* Begin Passage shown *
Logo Questions Linux Laravel Mysql Ubuntu Git Menu
 

Perl script slowing down as it progresses

I have written a Perl script that compiles displays so that they can be viewed by a user. There are thousands of these display files (DSET files) that need to be compiled and the process takes quite a long time (4-5 hours). The displays are compiled using an external executable file (I have no details about the inner workings of this executable).

As a solution to speed up the process we decided to run multiple instances of this executable in parallel in an attempt to drastically improve performance.

While running with 16 threads the performance is increased significantly and it now takes about 1 hour to complete rather than 4-5, but there is still an issue. As the script progresses, the time this executable takes to run is increasing.

I did a test with about 1000 DSET files and monitored the execution time of the external compiling program as the Perl script progressed. Below is a plot of the execution time increasing over time.

performance plot

As you can see, when the script starts it takes the Perl script about 4 seconds to open the executable, compile a DSET and then close the executable. Once the script has processed about 500 DSETs, the time it takes to compile each subsequent DSET appears to increase. By the time the script is nearing its end, some of the DSET files take as much as 12 seconds to compile!

Here is an example of the function each thread performs:

# Build the displays
sub fgbuilder {
    my ($tmp_ddldir, $outdir, $eset_files, $image_files) = @_;

    # Get environment variables
    my $executable = $ENV{fgbuilder_executable};
    my $version    = $ENV{fgbuilder_version   };

    # Create the necessary directories
    my $tmp_imagedir = "$tmp_ddldir\\images";
    my $tmp_outdir   = "$tmp_ddldir\\compiled";
    make_path($tmp_ddldir, $tmp_imagedir, $tmp_outdir);

    # Copy the necessary files
    map { copy($_, $tmp_ddldir  ) } @{$eset_files };
    map { copy($_, $tmp_imagedir) } @{$image_files};

    # Take the next DSET off of the queue
    while (my $dset_file = $QUEUE->dequeue()) {

        # Copy the DSET to the thread's ddldir
        copy($dset_file, $tmp_ddldir);

        # Get the DSET name
        my $dset          = basename($dset_file);
        my $tmp_dset_file = "$tmp_ddldir\\$dset";

        # Build the displays in the DSET
        my $start = time;
        system $executable,
            '-compile' ,
            '-dset'    , $dset        ,
            '-ddldir'  , $tmp_ddldir  ,
            '-imagedir', $tmp_imagedir,
            '-outdir'  , $tmp_outdir  ,
            '-version' , $version     ;
        my $end = time;
        my $elapsed = $end - $start;

        $SEMAPHORE->down();
        open my $fh, '>>', "$ENV{fgbuilder_errordir}\\test.csv";
        print {$fh} "$PROGRESS,$elapsed\n";
        close $fh;
        $SEMAPHORE->up();

        # Remove the temporary DSET file
        unlink $tmp_dset_file;

        # Move all output files to the outdir
        recursive_move($tmp_outdir, $outdir);

        # Update the progress
        { lock $PROGRESS; $PROGRESS++; }
        my $percent = $PROGRESS/$QUEUE_SIZE*100;
        { local $| = 1; printf "\rBuilding displays ... %.2f%%", $percent; }
    }

    return;
}

Every time through the loop it spawns a new instance of the display building executable, waits for it to complete and then closes that instance (which should free up any memory it was using and resolve any issues like the one I am seeing).
* End Passage shown *
* Begin Given entries *
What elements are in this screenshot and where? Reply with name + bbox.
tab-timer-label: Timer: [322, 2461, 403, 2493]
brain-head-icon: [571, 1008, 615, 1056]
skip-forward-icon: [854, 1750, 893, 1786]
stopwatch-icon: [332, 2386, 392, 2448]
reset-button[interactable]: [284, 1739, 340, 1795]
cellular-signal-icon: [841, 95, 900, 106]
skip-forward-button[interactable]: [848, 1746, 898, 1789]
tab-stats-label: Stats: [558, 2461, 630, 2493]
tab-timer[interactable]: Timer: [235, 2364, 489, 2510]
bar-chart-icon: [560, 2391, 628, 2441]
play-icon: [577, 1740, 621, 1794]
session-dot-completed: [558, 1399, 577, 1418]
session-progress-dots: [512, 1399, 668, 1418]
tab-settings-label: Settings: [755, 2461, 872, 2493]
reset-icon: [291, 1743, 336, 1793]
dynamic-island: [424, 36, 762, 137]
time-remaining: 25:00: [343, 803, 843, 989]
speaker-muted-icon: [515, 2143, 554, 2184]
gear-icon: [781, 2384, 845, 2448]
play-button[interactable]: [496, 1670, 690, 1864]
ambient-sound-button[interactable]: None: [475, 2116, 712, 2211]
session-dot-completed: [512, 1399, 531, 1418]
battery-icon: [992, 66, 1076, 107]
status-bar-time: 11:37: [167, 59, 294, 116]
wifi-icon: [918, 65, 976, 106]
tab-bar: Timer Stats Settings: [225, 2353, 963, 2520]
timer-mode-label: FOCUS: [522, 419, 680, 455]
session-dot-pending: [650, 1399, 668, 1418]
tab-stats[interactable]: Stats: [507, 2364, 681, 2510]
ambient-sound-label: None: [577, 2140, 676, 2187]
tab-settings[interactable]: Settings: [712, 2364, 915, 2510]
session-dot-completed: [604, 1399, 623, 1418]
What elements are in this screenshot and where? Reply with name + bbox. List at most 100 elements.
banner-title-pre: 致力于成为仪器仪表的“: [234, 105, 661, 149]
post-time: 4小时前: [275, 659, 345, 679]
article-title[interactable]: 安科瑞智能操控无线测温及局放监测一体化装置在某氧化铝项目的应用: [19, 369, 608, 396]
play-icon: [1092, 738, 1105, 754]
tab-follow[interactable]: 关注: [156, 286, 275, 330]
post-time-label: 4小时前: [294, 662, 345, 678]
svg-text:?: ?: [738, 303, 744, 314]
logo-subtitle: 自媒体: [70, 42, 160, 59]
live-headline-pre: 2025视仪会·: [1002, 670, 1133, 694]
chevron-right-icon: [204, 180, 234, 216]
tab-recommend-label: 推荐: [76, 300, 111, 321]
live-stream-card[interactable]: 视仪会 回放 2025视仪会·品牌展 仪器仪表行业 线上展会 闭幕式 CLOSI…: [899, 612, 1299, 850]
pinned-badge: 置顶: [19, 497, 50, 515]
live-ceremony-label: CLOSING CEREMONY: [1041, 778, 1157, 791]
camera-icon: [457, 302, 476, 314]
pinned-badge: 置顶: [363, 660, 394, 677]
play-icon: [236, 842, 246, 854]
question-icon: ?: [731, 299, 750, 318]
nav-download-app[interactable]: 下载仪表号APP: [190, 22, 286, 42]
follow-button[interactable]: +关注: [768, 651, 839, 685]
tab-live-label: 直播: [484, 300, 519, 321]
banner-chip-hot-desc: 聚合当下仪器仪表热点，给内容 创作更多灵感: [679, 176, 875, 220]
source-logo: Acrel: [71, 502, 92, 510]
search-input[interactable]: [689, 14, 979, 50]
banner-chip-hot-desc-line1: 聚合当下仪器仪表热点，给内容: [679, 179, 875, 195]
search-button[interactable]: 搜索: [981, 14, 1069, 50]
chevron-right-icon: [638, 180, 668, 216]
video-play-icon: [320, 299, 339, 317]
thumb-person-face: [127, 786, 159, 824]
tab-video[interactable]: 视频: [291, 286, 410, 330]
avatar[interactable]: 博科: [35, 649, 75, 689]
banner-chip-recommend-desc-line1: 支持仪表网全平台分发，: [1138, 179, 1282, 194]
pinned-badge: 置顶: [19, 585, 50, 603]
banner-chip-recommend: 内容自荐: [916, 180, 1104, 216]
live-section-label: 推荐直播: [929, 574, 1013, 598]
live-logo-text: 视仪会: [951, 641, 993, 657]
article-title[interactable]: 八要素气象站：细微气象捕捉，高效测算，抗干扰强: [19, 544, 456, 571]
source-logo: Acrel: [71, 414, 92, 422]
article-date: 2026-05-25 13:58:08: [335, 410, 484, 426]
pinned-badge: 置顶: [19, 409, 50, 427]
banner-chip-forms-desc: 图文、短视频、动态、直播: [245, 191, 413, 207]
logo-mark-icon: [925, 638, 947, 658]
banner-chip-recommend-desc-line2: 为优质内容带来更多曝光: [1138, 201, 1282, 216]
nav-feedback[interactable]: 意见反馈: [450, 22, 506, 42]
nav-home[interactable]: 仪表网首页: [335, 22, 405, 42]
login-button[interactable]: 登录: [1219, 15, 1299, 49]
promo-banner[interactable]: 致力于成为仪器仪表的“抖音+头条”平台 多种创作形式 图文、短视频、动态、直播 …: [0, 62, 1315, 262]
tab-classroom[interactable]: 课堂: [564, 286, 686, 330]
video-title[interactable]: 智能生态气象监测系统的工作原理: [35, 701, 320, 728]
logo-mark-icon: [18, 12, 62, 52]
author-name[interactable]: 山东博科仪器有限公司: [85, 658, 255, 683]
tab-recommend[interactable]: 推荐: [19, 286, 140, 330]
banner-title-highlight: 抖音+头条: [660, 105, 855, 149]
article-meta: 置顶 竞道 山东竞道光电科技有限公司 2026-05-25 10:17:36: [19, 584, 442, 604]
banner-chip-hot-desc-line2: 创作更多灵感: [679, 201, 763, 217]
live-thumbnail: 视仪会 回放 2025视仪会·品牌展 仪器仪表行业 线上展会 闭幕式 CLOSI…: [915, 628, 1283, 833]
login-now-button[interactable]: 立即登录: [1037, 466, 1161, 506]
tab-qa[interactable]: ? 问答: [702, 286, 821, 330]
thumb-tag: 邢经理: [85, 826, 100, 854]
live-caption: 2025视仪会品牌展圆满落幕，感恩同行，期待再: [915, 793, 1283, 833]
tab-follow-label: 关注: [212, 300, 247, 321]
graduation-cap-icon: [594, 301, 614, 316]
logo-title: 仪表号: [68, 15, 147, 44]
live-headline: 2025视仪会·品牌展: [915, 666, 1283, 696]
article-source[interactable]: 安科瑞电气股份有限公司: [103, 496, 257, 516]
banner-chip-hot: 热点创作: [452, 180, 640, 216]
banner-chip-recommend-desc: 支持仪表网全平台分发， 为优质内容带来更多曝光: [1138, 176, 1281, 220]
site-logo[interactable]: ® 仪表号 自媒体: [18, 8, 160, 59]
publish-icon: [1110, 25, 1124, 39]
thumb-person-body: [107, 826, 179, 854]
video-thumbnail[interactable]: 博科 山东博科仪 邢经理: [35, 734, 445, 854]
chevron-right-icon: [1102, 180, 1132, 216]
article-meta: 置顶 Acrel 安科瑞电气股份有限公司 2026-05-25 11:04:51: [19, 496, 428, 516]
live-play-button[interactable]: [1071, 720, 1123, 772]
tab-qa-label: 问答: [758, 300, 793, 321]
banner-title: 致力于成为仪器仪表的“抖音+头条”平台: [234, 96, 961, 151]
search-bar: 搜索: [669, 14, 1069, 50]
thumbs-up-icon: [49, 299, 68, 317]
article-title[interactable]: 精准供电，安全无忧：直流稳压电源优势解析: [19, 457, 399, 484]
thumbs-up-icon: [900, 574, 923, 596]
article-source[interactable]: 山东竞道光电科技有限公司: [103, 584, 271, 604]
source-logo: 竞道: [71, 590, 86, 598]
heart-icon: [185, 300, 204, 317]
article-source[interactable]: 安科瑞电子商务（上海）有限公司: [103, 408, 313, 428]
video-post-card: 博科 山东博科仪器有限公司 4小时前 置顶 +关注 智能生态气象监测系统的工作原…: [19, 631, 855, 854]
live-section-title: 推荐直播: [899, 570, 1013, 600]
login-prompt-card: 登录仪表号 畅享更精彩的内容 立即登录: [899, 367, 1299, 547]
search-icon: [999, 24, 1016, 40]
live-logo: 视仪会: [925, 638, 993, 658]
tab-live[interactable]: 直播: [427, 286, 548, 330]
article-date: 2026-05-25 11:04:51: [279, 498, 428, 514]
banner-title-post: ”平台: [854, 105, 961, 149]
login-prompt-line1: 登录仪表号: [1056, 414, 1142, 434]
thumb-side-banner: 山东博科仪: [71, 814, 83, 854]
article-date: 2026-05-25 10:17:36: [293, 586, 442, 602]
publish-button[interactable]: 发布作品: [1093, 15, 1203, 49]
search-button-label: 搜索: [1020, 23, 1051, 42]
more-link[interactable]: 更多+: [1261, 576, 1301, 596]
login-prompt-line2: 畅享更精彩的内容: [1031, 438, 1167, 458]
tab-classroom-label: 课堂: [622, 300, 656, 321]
* End Given entries *
The task
Answer these questions about the thread on the slowing Perl script:
(a) How many threads run in parallel, and about how long does the whole compile take with them?
(b) After roughly how many processed DSETs does the compile time per file begin to rise?
(c) To which file does each thread append the elapsed time of every compile?

Answer for the task
(a) Sixteen threads, and the compile takes about 1 hour instead of 4–5 hours.
(b) After about 500 DSETs.
(c) To test.csv, in the directory given by the fgbuilder_errordir environment variable.